**Passage shown:**
[Numpy-discussion] NumPy C API question

Nathaniel Smith njs at pobox.com
Wed May 21 20:15:19 EDT 2014


Hi Stefan,

One possibility that comes to mind: you may want in any case some way
to temporarily "pin" an object's memory in place (e.g., to prevent one
thread trying to migrate it while some other thread is working on it).
If so then the Python wrapper could acquire a pin when the ndarray is
allocated, and release it when it is released. (The canonical way to
do this is to create a little opaque Python class that knows how to do
the acquire/release, and then assign it to the 'base' attribute of
your array -- the semantics of 'base' are simply that ndarray.__del__
will decref whatever object is in 'base'.)

-n

On Thu, May 22, 2014 at 12:44 AM, Stefan Seefeld <stefan at seefeld.name> wrote:
> Hi Nathaniel,
>
> thanks for the prompt and thorough answer. You are entirely right, I
> hadn't thought things through properly, so let me back up a bit.

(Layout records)
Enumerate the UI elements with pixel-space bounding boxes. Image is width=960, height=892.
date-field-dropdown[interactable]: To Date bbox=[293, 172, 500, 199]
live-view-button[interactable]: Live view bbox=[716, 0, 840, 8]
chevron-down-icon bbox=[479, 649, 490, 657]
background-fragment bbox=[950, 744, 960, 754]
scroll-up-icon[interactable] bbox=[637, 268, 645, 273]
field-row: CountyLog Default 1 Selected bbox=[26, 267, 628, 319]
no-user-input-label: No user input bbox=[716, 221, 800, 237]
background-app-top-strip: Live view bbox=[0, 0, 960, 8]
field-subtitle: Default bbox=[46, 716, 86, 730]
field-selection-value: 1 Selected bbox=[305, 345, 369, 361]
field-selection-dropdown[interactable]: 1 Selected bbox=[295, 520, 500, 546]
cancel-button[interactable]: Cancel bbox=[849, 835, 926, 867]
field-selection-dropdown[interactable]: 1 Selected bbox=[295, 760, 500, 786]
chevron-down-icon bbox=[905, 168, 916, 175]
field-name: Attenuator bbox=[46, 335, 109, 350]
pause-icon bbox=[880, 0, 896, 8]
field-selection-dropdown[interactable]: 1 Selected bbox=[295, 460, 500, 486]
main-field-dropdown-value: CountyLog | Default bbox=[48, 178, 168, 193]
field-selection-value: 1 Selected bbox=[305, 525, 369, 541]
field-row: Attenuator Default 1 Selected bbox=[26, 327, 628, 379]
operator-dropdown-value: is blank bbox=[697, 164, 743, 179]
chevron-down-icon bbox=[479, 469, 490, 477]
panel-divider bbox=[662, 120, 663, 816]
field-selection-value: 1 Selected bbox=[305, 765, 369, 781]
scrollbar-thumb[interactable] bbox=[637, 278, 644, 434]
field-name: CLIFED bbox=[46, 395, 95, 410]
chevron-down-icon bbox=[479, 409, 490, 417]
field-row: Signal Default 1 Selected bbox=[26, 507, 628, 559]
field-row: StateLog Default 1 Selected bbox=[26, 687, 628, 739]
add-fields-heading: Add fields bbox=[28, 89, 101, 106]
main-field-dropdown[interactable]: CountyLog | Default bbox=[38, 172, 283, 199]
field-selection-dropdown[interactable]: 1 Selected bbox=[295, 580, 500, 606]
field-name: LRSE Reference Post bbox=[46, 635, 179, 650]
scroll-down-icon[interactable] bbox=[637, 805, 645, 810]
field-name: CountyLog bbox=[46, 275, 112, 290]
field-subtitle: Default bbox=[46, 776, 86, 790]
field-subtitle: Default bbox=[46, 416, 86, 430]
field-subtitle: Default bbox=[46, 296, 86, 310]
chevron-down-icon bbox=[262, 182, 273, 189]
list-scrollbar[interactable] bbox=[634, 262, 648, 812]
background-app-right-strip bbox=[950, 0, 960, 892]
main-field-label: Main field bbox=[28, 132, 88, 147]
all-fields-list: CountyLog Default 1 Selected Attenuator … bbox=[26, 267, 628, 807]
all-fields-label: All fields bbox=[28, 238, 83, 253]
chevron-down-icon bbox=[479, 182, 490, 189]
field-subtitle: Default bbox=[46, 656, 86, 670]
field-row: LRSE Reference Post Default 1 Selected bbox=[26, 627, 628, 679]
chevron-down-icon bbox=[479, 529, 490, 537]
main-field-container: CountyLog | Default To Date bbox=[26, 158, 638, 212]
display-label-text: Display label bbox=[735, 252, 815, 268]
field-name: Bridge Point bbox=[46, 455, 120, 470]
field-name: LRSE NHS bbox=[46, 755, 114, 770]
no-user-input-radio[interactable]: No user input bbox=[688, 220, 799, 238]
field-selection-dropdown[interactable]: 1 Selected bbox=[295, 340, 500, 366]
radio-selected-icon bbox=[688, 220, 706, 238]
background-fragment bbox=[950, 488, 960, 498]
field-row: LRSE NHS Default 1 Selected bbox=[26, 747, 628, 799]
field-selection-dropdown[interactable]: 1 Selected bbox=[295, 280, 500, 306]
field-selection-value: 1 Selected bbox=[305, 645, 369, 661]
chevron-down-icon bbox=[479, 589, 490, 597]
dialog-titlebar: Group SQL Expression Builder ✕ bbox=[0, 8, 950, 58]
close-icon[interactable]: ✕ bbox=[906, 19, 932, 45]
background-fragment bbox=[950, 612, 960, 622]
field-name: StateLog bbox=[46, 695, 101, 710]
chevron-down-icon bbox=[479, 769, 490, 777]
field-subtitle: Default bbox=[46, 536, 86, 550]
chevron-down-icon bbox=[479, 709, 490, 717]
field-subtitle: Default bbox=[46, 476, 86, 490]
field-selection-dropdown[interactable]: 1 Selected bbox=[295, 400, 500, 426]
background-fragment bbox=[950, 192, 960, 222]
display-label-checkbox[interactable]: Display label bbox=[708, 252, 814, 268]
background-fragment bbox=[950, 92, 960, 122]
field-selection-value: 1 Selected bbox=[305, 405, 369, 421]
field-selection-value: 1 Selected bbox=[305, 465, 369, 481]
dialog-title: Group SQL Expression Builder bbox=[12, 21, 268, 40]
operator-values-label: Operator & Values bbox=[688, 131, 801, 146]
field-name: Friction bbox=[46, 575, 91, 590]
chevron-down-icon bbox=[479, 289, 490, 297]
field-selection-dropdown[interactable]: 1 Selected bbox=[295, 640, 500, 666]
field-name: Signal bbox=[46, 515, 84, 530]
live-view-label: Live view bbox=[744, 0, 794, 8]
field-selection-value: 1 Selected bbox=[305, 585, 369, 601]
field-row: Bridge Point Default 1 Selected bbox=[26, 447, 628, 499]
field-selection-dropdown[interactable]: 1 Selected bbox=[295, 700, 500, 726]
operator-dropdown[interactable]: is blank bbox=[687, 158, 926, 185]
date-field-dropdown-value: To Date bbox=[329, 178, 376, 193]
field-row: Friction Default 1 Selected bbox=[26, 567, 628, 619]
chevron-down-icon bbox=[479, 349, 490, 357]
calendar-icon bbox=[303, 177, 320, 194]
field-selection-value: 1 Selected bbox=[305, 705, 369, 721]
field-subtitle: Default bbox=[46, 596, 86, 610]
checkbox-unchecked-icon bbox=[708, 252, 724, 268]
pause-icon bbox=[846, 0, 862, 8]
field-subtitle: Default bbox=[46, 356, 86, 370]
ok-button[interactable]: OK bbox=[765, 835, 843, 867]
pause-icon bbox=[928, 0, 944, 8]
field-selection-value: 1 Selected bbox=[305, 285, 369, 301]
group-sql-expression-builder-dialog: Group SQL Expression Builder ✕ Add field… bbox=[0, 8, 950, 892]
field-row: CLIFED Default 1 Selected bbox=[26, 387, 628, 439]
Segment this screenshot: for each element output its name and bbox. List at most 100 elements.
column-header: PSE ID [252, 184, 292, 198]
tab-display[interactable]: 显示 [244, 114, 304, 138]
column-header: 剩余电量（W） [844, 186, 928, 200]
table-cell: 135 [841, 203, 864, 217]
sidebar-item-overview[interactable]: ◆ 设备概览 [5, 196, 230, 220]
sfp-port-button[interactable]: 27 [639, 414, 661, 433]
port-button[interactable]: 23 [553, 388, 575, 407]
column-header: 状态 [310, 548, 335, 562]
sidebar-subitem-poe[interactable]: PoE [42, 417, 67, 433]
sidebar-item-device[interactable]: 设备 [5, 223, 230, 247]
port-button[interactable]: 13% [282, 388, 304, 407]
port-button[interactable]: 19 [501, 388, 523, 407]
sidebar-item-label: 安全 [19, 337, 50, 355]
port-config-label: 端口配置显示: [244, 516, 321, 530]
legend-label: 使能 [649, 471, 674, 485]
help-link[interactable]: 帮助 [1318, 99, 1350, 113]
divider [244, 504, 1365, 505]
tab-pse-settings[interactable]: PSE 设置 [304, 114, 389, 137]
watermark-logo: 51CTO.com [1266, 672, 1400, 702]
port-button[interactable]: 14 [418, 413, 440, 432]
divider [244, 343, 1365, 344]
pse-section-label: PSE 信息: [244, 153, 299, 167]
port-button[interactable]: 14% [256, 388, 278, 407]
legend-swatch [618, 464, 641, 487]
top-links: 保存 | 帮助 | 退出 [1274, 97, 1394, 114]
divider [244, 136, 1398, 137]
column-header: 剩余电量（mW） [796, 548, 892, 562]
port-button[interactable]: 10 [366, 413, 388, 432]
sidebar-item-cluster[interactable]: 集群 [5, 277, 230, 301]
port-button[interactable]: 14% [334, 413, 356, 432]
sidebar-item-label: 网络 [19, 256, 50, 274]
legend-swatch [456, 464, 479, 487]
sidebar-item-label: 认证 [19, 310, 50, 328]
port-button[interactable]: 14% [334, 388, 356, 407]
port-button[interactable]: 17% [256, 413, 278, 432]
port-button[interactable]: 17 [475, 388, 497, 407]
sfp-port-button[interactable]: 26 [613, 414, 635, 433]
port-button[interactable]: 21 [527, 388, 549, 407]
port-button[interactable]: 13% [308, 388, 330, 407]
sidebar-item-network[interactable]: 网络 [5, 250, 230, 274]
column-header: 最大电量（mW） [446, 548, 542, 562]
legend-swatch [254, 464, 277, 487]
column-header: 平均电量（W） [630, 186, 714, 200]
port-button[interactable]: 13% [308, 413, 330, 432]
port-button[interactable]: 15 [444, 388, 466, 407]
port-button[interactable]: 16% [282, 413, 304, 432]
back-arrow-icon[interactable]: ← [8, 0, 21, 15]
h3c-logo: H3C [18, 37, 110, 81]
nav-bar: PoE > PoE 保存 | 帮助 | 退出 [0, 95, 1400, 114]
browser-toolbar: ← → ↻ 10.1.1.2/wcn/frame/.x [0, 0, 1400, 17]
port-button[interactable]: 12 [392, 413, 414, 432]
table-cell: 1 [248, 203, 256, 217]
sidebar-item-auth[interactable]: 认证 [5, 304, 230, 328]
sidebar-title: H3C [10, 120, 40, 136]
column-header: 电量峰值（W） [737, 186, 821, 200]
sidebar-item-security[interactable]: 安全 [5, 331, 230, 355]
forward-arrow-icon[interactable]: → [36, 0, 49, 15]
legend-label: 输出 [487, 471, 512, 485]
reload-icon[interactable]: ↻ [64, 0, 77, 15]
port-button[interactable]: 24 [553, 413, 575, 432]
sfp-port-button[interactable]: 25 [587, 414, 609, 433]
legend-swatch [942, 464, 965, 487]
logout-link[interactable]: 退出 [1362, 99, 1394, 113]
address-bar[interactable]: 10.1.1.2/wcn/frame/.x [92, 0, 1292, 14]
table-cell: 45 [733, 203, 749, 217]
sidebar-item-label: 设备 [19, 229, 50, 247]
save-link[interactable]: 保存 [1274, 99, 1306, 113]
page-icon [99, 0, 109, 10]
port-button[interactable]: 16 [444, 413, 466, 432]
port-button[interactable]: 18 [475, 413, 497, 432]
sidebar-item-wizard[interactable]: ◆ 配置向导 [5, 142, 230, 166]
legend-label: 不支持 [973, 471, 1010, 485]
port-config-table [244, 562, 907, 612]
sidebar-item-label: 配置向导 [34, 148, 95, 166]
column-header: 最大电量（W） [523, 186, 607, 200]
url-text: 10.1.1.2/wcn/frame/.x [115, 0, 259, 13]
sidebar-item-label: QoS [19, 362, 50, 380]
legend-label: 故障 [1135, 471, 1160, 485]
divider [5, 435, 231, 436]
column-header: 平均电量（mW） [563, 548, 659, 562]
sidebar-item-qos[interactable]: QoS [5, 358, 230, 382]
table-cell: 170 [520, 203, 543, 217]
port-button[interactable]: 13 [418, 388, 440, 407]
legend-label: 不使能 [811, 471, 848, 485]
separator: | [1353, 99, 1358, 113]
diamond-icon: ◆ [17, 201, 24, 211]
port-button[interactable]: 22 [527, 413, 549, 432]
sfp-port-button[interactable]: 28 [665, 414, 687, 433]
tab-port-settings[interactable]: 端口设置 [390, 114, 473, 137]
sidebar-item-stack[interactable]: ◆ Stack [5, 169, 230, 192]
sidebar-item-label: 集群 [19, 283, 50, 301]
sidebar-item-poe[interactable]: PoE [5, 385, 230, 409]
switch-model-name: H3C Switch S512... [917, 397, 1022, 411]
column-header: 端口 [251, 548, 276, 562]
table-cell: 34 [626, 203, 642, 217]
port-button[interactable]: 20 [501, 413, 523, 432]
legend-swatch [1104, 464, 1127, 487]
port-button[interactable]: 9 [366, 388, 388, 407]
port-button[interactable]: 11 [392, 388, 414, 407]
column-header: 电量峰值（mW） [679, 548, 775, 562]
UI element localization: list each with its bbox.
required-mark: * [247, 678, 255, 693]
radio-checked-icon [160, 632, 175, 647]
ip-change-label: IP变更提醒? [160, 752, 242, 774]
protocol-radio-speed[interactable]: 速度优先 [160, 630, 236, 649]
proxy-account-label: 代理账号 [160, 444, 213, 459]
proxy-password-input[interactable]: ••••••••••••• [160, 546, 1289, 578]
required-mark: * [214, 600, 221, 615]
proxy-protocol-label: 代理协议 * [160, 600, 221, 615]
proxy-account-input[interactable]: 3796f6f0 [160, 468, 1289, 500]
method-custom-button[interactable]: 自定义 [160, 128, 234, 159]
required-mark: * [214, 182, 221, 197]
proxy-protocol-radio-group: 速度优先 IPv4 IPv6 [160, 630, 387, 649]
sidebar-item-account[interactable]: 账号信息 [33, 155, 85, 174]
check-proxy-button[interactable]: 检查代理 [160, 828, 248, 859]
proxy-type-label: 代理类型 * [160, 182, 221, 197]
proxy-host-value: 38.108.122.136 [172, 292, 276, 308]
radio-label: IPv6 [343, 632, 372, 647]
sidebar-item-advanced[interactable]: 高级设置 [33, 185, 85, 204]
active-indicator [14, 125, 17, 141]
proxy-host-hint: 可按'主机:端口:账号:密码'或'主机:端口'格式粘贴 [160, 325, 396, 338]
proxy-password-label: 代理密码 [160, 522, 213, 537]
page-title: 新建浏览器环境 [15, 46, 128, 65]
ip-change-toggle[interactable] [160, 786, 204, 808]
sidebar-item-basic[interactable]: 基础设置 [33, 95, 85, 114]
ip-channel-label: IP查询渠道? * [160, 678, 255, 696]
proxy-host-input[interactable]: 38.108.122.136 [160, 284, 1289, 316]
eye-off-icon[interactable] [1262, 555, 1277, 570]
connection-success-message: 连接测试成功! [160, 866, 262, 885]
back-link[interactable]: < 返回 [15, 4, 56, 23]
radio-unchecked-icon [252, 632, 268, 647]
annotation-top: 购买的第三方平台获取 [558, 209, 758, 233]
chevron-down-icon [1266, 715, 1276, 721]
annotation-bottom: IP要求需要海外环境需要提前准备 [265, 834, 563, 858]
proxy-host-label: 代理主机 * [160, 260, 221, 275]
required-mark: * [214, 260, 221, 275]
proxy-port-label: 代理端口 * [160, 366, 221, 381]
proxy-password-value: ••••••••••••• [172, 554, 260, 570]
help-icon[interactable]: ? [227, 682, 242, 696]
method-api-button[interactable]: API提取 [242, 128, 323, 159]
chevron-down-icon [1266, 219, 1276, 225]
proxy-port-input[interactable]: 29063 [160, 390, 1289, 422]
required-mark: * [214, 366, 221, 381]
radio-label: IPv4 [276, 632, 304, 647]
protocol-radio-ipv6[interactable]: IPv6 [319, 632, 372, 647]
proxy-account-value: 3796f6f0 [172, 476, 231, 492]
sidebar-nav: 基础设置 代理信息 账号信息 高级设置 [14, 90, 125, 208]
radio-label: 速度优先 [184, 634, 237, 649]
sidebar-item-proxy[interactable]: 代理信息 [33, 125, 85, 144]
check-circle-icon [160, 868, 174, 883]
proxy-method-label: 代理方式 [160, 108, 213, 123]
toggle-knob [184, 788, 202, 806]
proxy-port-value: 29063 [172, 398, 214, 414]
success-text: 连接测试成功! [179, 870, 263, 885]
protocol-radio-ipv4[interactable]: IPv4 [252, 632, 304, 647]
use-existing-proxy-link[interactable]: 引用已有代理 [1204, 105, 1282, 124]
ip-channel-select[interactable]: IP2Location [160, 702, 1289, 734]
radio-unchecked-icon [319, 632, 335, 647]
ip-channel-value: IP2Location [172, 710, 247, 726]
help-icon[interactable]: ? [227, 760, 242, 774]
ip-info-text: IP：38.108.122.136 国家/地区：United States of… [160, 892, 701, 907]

**Directions for this task:** Please reproduce the stretch of the NumPy C API message from "On Thu, May" through "back up a bit." word for word. Work from the NumPy C API message alone, not the material.

**Output for this exercise:**
On Thu, May 22, 2014 at 12:44 AM, Stefan Seefeld <stefan at seefeld.name> wrote:
> Hi Nathaniel,
>
> thanks for the prompt and thorough answer. You are entirely right, I
> hadn't thought things through properly, so let me back up a bit.